Identify the lines that contain the word "title", then copy them.

* EXTRACTED INFORMATION *
---+---
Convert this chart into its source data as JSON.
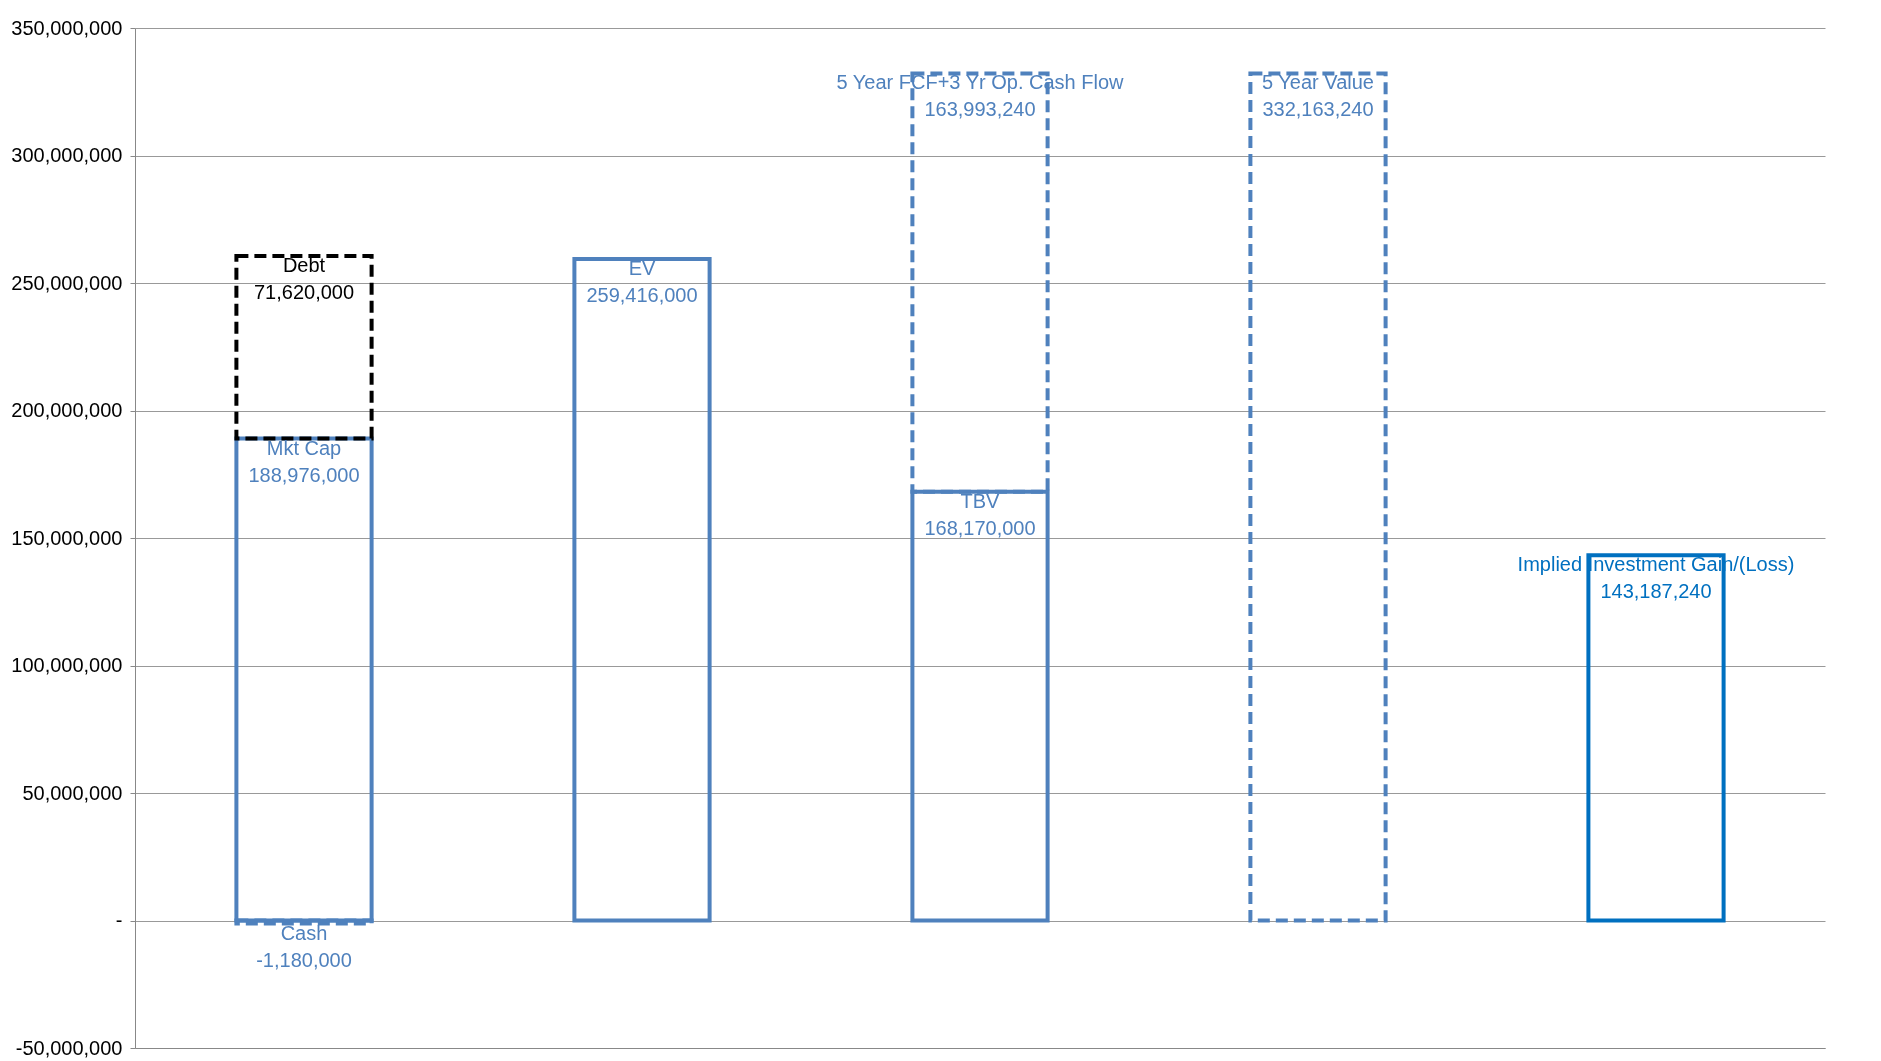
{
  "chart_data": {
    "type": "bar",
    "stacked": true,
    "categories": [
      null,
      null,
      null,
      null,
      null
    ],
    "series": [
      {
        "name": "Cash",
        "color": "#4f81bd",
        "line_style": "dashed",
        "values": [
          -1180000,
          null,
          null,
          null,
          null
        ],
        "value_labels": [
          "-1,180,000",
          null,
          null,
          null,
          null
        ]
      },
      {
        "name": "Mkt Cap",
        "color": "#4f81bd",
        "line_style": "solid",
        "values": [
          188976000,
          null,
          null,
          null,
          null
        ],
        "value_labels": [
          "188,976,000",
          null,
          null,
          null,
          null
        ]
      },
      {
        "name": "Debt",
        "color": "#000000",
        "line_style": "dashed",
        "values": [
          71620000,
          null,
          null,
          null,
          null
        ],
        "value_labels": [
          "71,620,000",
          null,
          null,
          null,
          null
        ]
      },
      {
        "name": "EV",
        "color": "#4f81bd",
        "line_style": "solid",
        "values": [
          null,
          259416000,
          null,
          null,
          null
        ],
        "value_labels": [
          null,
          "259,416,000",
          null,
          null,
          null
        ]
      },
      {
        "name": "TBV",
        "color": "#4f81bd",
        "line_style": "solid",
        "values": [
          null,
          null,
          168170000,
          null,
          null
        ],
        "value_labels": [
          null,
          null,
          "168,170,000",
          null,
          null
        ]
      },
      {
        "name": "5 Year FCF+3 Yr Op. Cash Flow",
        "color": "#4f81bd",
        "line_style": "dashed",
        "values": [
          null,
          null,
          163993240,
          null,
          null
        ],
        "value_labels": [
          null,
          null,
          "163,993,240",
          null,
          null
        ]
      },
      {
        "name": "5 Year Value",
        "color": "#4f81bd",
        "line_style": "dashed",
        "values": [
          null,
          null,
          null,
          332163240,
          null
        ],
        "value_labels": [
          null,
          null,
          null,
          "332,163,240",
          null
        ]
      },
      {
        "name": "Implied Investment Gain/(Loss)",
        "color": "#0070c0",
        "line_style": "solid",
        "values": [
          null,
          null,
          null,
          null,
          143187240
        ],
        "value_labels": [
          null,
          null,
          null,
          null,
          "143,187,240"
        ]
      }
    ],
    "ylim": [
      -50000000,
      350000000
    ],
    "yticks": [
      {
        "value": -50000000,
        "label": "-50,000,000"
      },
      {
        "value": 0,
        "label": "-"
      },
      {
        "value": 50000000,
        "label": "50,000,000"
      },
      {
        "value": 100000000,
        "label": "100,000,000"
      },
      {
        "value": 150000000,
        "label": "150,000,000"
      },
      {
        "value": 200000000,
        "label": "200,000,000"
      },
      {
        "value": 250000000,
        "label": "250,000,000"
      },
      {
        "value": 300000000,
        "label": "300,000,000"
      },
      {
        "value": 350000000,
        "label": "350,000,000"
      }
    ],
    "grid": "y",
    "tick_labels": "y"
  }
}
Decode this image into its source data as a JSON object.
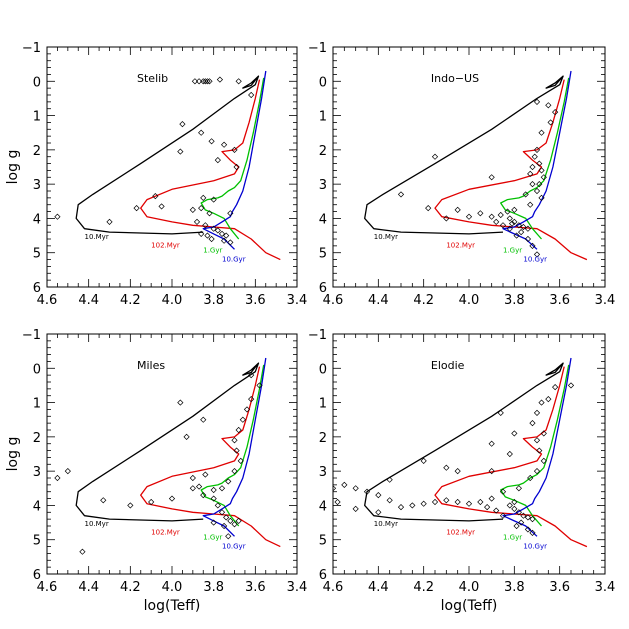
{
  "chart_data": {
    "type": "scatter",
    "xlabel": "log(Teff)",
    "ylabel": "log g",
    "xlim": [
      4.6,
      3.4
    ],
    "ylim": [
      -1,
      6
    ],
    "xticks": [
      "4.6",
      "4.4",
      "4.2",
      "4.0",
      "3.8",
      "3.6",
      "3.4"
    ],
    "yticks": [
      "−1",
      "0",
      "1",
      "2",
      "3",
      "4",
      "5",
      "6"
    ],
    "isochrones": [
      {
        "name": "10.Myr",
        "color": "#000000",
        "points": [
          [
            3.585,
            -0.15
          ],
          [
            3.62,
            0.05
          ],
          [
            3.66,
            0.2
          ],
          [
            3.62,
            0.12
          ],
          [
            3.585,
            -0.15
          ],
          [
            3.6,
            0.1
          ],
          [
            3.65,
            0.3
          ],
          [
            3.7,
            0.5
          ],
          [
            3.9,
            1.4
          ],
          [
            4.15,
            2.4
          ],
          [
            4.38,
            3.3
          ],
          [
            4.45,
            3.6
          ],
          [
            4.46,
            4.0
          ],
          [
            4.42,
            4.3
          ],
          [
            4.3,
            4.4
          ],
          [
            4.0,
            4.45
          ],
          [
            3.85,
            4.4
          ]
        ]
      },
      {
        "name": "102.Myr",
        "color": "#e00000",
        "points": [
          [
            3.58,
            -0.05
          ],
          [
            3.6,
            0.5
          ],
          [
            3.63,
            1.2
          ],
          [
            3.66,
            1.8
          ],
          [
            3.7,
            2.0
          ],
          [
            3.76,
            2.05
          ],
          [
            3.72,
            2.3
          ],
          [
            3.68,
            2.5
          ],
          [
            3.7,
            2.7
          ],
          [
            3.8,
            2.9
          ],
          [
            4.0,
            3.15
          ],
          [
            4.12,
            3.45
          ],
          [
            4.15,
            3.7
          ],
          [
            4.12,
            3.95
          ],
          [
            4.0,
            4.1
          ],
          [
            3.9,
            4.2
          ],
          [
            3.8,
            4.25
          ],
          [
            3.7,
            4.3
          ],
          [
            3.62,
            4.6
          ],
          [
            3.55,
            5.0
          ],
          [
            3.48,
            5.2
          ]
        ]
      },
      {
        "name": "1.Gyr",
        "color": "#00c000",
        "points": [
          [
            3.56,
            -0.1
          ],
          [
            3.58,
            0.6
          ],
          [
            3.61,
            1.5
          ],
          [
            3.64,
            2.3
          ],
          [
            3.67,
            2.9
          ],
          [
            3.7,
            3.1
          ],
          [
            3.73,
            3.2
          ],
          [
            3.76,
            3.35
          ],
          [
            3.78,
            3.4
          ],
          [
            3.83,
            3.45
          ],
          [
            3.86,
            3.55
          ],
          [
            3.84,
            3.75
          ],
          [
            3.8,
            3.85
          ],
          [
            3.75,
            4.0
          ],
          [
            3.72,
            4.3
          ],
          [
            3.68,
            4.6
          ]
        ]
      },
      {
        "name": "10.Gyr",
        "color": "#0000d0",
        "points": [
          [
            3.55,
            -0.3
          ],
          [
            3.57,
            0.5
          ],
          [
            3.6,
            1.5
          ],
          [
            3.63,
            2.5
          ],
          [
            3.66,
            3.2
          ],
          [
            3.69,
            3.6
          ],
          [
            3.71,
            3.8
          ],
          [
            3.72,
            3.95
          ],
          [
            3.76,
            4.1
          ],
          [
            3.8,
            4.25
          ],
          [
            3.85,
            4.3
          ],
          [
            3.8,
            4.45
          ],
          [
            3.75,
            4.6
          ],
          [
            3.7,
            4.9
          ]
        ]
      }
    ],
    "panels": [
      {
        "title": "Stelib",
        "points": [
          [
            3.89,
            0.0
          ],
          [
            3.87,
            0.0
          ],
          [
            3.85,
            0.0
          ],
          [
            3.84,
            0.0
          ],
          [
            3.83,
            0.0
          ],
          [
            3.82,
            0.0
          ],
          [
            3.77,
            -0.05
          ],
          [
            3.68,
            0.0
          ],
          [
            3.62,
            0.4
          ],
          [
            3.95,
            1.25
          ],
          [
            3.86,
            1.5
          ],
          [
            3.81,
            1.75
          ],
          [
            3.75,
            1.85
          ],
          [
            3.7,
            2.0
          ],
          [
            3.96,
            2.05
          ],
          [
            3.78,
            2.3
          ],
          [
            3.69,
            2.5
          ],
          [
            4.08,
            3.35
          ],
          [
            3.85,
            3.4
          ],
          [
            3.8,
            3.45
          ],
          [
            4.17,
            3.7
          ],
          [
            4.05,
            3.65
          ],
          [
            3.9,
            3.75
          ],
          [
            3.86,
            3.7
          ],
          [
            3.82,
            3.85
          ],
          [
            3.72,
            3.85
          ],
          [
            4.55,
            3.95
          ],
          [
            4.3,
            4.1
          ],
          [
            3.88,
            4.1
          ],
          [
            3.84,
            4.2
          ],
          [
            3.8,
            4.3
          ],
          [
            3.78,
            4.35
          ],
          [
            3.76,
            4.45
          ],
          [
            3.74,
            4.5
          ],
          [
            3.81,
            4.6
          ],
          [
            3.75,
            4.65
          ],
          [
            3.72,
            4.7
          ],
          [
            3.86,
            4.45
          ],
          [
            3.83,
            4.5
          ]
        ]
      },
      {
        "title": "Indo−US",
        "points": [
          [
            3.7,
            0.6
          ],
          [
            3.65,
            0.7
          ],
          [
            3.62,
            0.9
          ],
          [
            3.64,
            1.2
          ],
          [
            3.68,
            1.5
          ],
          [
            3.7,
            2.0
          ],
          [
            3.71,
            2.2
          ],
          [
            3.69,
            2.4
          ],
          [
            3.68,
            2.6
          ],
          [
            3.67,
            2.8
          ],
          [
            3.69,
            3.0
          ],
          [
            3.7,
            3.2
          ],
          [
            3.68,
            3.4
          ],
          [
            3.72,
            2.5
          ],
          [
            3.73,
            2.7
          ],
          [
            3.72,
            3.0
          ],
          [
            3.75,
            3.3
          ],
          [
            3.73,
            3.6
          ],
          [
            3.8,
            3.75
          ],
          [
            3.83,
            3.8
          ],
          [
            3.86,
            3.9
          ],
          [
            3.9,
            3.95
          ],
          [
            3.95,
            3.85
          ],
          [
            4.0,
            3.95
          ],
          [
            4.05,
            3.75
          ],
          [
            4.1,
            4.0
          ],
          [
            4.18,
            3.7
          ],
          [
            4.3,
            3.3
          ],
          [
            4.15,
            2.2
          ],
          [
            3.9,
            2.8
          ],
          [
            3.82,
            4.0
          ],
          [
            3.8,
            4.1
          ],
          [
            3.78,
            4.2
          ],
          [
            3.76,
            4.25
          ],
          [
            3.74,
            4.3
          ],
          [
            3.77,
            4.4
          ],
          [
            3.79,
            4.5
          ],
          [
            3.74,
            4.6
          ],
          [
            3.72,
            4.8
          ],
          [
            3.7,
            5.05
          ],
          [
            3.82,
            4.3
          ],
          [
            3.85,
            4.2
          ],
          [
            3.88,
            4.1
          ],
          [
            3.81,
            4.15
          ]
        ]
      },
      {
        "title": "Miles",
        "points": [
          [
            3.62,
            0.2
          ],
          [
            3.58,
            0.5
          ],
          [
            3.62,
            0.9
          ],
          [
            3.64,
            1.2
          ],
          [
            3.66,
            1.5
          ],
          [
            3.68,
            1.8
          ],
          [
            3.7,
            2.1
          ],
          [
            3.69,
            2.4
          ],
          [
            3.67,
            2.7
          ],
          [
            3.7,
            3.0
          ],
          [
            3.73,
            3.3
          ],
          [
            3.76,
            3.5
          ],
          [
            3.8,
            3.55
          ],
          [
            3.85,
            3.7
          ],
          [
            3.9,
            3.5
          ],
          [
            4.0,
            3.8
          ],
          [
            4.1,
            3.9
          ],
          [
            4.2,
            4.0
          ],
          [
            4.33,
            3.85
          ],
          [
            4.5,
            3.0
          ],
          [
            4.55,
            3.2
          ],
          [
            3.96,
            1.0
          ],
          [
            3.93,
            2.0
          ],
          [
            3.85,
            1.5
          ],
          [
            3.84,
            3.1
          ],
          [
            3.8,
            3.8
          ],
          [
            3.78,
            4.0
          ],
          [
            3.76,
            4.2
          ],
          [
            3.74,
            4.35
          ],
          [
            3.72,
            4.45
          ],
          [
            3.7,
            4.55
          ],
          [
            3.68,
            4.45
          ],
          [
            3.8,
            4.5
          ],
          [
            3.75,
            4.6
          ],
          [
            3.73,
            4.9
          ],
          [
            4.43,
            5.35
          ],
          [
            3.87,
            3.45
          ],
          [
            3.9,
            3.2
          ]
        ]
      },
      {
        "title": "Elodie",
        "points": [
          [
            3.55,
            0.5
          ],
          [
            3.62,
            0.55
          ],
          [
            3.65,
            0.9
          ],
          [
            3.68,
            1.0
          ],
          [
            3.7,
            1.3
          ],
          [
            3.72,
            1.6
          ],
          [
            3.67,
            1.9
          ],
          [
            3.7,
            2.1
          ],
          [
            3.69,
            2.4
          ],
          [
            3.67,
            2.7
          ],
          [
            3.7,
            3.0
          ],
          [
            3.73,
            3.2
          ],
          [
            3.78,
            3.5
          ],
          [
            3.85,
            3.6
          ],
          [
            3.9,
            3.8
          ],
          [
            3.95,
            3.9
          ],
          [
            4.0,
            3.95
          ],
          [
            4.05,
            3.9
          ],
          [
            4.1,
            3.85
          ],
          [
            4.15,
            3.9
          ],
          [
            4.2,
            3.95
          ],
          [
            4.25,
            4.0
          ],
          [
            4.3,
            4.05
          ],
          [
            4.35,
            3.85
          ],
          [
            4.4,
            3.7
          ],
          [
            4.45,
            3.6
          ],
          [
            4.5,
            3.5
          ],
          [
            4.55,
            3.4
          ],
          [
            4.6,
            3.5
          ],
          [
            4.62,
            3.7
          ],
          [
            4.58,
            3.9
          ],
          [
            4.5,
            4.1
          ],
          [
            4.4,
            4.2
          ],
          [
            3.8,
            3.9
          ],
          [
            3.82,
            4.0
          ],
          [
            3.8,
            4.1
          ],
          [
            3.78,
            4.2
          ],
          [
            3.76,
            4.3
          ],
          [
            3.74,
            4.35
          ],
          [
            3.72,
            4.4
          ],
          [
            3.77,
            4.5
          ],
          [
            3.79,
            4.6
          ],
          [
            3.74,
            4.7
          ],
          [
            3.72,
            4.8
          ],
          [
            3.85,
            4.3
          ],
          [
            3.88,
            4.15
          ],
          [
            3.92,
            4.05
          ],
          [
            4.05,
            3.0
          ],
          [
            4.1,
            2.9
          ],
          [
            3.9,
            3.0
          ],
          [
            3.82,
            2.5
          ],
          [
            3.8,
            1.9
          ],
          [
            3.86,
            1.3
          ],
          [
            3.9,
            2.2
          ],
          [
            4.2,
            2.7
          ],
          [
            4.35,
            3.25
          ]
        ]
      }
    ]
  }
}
---+---
* RESPONSE TO THE EXERCISE *
        "title": "Stelib",
        "title": "Indo−US",
        "title": "Miles",
        "title": "Elodie",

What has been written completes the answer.